== Kutipan Dokumen

Rekonstruksi Nalar Krisis Pertamina
Belenggu nalar berupa nalar manusia yang terkontaminasi nafsu kekuasaan, hasrat mengabdi kepada atasan, serta hasrat menghancurkan eksistensi mitra politik yang berseberangan.
Judul: Belenggu Nalar
Penulis: Laksamana Sukardi
Penerbit: Penerbit Buku Kompas
Tahun Terbit: Cetakan I, 2023
Jumlah halaman: x+214 halaman
ISBN: 978-623-346-875-6
Konsep belenggu nalar muncul dari pengalaman Laksamana Sukardi sebagai Menteri Negara Penanaman Modal dan Pembinaan Usaha Milik Negara (Menneg BUMN) periode 1999-2004. Melalui buku berjudul Belenggu Nalar (Penerbit Buku Kompas, 2023), Laksamana Sukardi yang akrab dipanggi Laks berbagi kisah tentang pengalaman sukses PT Pertamina mengatasi krisis di perseroan, tetapi justru diganjar hujatan dan serangan dari pemegang kekuasaan.
Kerugian yang dialami Pertamina tampak saat upaya menjadikan Pertamina sebagai perseroan terbatas (PT) atau badan usaha milik negara. Dalam masa transisi, aset-aset Pertamina dihitung dan diaudit oleh Kementerian Keuangan. Saat Laks menerima tanggung jawab atas Pertamina pada akhir 2023, hasil audit menunjukkan krisis likuiditas yang serius.

====
== Bahan Latihan

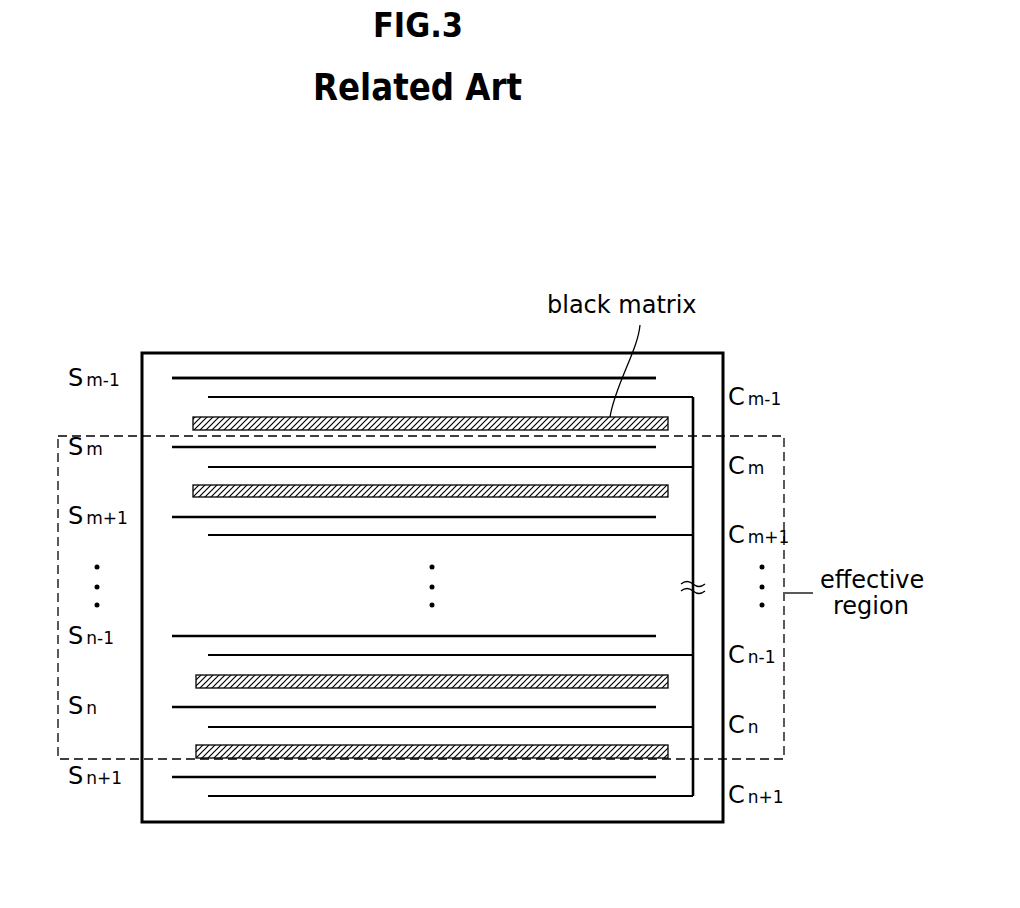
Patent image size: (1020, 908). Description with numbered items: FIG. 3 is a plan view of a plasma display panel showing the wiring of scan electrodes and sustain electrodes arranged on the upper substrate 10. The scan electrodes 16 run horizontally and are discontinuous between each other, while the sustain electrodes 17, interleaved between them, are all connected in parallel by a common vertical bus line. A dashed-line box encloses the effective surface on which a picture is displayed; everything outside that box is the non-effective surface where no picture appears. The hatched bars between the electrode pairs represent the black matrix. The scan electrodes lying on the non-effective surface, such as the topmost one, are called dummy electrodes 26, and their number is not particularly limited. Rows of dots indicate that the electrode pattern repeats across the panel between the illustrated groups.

The substrate 10 is at (395, 353).
The gate lines 16 is at (628, 447).
The data lines 17 is at (480, 395).
The dummy electrodes 26 is at (230, 380).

====

> Petunjuk Latihan
• a. Ambil bagian resensi buku Belenggu Nalar antara "Judul: Belenggu Nalar" dan "dari pemegang kekuasaan.", kedua ujungnya ikut disertakan, tanpa mengubah satu kata pun.
• b. Tolong tulis ulang semua baris entri di Blok 1 apa adanya, tanpa menyertakan gambarnya.

> Daftar Jawaban
• a.
Judul: Belenggu Nalar
Penulis: Laksamana Sukardi
Penerbit: Penerbit Buku Kompas
Tahun Terbit: Cetakan I, 2023
Jumlah halaman: x+214 halaman
ISBN: 978-623-346-875-6
Konsep belenggu nalar muncul dari pengalaman Laksamana Sukardi sebagai Menteri Negara Penanaman Modal dan Pembinaan Usaha Milik Negara (Menneg BUMN) periode 1999-2004. Melalui buku berjudul Belenggu Nalar (Penerbit Buku Kompas, 2023), Laksamana Sukardi yang akrab dipanggi Laks berbagi kisah tentang pengalaman sukses PT Pertamina mengatasi krisis di perseroan, tetapi justru diganjar hujatan dan serangan dari pemegang kekuasaan.

• b.
Patent image size: (1020, 908). Description with numbered items: FIG. 3 is a plan view of a plasma display panel showing the wiring of scan electrodes and sustain electrodes arranged on the upper substrate 10. The scan electrodes 16 run horizontally and are discontinuous between each other, while the sustain electrodes 17, interleaved between them, are all connected in parallel by a common vertical bus line. A dashed-line box encloses the effective surface on which a picture is displayed; everything outside that box is the non-effective surface where no picture appears. The hatched bars between the electrode pairs represent the black matrix. The scan electrodes lying on the non-effective surface, such as the topmost one, are called dummy electrodes 26, and their number is not particularly limited. Rows of dots indicate that the electrode pattern repeats across the panel between the illustrated groups.

The substrate 10 is at (395, 353).
The gate lines 16 is at (628, 447).
The data lines 17 is at (480, 395).
The dummy electrodes 26 is at (230, 380).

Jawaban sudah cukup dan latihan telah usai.